§ **DIRECTION**: Look through the data for the string "kơneč". Copy every line where it is found.
— begin SOURCE DATA —
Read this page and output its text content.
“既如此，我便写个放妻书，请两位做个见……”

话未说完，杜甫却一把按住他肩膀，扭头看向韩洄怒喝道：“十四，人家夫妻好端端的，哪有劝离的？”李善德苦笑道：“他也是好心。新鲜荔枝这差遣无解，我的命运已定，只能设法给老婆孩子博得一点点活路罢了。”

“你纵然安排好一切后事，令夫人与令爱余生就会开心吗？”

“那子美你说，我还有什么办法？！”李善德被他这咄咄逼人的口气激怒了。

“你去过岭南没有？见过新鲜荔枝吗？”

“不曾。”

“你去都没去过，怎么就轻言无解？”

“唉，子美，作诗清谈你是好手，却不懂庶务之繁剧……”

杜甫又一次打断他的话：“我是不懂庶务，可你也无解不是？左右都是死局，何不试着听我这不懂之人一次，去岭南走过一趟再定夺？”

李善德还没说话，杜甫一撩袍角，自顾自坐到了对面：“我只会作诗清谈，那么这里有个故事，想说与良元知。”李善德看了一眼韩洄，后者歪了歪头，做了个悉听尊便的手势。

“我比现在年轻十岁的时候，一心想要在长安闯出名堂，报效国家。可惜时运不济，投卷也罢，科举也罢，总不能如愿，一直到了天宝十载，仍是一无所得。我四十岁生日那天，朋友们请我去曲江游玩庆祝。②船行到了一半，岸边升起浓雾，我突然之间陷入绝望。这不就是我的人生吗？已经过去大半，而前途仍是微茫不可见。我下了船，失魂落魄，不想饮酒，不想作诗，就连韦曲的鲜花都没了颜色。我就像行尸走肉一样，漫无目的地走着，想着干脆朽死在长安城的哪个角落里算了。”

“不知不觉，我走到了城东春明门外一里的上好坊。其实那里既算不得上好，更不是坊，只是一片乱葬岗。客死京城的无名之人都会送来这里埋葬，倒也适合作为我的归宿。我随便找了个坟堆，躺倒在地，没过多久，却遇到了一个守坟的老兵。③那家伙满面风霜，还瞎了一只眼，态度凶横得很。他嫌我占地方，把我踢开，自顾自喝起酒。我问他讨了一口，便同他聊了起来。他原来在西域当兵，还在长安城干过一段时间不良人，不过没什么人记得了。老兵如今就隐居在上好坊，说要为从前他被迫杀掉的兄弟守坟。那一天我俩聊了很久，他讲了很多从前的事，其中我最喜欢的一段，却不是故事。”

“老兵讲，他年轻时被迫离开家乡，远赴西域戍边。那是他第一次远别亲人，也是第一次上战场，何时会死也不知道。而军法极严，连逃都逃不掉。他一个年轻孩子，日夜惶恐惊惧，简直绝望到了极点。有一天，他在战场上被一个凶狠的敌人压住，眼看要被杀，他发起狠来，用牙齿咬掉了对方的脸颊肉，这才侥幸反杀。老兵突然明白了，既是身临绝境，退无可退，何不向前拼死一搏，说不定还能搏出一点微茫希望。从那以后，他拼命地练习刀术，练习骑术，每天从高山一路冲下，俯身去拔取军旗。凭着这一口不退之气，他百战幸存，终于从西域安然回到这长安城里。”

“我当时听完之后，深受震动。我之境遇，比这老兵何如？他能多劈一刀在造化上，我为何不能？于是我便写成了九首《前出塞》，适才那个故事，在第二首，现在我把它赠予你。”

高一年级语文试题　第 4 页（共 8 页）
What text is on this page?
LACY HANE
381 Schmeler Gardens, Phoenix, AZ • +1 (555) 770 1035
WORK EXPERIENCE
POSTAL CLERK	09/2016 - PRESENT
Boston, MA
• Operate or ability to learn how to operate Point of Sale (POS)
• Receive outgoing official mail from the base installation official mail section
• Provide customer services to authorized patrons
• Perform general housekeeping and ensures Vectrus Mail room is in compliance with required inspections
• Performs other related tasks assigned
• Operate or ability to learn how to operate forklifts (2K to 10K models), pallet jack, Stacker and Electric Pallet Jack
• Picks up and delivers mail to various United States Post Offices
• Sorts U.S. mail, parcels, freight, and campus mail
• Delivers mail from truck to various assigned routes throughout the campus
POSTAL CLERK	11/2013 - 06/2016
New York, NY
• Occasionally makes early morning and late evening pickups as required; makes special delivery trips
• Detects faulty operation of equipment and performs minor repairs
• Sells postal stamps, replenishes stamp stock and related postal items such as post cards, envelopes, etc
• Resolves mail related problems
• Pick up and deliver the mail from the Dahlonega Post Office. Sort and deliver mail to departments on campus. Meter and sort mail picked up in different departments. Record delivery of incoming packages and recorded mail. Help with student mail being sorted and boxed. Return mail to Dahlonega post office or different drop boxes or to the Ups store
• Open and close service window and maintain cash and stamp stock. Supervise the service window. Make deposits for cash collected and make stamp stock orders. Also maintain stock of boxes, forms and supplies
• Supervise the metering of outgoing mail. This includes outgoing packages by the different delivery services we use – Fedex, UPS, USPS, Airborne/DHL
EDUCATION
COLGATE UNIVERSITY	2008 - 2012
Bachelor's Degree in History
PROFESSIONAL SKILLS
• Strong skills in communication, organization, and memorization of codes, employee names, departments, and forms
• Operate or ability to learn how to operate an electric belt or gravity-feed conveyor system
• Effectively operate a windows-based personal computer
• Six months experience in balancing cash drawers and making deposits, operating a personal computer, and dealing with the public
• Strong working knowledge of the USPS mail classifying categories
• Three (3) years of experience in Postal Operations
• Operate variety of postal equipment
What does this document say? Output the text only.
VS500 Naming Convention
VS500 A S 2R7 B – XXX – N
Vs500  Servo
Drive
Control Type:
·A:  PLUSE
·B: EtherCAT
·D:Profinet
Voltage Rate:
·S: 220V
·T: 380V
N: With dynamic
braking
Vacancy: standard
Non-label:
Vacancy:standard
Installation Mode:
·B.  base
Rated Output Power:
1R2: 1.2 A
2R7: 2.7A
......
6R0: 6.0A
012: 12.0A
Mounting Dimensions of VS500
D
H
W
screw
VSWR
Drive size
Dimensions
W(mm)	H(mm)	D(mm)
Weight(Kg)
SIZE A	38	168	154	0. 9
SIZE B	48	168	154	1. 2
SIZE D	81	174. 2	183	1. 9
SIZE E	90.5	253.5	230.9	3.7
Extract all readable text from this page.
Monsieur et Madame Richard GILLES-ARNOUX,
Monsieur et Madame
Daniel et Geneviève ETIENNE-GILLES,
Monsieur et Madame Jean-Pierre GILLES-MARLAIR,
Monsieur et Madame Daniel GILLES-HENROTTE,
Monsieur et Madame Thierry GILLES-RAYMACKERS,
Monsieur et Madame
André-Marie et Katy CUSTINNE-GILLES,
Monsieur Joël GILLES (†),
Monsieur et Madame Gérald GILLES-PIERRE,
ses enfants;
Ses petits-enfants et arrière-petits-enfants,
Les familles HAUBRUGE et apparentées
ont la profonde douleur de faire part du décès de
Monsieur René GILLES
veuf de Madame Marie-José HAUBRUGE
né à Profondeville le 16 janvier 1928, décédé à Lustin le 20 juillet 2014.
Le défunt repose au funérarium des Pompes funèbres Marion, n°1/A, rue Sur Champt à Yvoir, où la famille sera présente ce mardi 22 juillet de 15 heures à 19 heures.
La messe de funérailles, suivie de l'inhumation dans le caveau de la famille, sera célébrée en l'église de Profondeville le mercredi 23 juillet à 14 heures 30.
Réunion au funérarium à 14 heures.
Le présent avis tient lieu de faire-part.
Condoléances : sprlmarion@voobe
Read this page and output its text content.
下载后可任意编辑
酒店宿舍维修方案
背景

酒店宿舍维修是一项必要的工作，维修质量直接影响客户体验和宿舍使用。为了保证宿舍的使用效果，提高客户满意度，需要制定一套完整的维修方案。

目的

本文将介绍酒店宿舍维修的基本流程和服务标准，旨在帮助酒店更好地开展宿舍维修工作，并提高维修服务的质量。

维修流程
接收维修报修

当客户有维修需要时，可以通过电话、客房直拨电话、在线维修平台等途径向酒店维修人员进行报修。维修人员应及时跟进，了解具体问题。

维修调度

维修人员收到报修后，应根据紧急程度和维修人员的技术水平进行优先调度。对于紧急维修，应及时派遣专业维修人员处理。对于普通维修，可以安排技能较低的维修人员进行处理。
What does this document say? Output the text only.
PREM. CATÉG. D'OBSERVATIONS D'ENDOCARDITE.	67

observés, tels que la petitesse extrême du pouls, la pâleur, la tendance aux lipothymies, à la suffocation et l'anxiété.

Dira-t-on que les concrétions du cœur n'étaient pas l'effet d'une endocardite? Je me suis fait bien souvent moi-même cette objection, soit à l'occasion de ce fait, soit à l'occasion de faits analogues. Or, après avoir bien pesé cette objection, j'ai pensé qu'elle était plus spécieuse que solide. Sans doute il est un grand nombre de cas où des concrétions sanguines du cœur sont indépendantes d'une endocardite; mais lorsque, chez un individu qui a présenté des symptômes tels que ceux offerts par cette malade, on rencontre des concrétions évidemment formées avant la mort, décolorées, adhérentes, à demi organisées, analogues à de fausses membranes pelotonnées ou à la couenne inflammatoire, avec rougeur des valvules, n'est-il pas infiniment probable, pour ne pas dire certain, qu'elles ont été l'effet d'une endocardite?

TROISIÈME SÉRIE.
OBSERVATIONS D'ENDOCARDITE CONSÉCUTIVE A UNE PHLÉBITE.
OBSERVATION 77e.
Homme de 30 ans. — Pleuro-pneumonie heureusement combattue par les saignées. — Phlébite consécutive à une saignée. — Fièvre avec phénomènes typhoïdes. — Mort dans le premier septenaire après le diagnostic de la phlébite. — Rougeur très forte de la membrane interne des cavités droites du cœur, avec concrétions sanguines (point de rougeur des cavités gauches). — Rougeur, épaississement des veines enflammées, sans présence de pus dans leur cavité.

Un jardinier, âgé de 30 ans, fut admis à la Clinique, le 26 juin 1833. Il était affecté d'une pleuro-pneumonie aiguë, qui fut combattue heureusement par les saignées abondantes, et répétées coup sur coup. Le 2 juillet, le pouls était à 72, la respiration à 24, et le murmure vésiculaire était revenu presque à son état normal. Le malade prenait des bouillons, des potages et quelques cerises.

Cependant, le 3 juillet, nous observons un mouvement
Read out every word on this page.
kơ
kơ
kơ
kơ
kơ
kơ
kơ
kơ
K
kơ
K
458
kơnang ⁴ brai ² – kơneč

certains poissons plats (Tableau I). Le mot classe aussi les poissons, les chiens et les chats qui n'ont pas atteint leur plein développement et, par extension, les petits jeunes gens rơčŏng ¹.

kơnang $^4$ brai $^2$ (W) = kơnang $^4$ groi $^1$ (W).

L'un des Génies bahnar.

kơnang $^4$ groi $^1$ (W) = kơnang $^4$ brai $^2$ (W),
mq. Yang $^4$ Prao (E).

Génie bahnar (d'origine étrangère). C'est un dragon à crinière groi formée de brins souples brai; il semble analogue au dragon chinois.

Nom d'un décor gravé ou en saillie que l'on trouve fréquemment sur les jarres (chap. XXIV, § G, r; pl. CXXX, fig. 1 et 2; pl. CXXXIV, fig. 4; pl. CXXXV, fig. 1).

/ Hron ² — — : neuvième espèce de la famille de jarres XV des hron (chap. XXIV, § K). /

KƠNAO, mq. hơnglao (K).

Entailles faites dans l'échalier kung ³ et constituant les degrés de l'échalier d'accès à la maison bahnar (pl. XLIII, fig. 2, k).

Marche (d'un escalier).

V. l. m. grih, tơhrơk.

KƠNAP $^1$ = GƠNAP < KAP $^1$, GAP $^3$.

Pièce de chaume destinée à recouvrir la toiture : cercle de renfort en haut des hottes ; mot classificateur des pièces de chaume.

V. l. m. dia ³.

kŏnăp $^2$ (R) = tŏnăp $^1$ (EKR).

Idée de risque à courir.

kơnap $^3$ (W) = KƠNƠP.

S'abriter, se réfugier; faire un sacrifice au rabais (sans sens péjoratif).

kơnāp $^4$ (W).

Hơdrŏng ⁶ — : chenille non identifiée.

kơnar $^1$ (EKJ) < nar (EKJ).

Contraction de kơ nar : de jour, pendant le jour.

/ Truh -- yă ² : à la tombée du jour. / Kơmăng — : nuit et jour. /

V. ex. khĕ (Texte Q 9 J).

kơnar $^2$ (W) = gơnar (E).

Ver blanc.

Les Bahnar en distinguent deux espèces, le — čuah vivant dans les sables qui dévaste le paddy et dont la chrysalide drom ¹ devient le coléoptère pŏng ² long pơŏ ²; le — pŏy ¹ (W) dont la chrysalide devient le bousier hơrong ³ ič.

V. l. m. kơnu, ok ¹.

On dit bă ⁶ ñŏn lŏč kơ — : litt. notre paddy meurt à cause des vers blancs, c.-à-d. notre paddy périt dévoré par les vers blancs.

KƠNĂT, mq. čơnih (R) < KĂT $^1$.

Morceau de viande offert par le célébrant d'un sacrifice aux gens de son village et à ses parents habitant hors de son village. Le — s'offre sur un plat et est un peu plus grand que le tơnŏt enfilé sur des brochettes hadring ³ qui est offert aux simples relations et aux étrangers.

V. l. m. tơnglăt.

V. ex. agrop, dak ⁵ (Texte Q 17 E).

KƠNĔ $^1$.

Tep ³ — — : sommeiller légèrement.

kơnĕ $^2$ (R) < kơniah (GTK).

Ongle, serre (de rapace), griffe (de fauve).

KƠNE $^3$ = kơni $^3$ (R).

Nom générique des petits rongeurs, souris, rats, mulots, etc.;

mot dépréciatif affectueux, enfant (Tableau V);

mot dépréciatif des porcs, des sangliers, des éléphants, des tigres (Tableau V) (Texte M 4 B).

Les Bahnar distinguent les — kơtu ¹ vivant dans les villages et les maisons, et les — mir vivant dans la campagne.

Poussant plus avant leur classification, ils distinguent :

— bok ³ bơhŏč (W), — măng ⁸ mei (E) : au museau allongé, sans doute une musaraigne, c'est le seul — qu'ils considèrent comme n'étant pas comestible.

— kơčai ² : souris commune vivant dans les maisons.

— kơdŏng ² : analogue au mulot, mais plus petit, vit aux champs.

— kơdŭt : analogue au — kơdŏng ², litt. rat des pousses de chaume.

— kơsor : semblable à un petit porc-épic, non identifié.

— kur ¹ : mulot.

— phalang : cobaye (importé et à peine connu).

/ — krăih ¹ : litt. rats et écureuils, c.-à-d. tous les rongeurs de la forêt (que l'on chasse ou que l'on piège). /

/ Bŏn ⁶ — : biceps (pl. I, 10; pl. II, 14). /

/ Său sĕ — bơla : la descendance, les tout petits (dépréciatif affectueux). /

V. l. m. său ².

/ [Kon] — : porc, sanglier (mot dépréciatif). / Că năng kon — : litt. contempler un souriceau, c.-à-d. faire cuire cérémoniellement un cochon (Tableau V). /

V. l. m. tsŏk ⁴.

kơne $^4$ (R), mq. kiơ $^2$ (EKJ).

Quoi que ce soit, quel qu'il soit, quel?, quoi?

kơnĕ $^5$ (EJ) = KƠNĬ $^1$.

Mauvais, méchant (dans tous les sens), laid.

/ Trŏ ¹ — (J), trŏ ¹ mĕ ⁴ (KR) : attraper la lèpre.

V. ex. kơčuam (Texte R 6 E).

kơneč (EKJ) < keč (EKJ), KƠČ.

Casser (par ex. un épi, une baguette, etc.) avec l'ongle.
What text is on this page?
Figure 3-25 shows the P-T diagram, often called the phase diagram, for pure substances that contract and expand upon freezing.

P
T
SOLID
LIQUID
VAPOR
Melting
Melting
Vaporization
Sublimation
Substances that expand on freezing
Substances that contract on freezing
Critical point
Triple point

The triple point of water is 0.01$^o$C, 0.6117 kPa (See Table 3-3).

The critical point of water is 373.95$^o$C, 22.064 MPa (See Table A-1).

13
— end SOURCE DATA —
§ **ANSWER TO THE PROBLEM**:
kơnang ⁴ brai ² – kơneč
kơneč (EKJ) < keč (EKJ), KƠČ.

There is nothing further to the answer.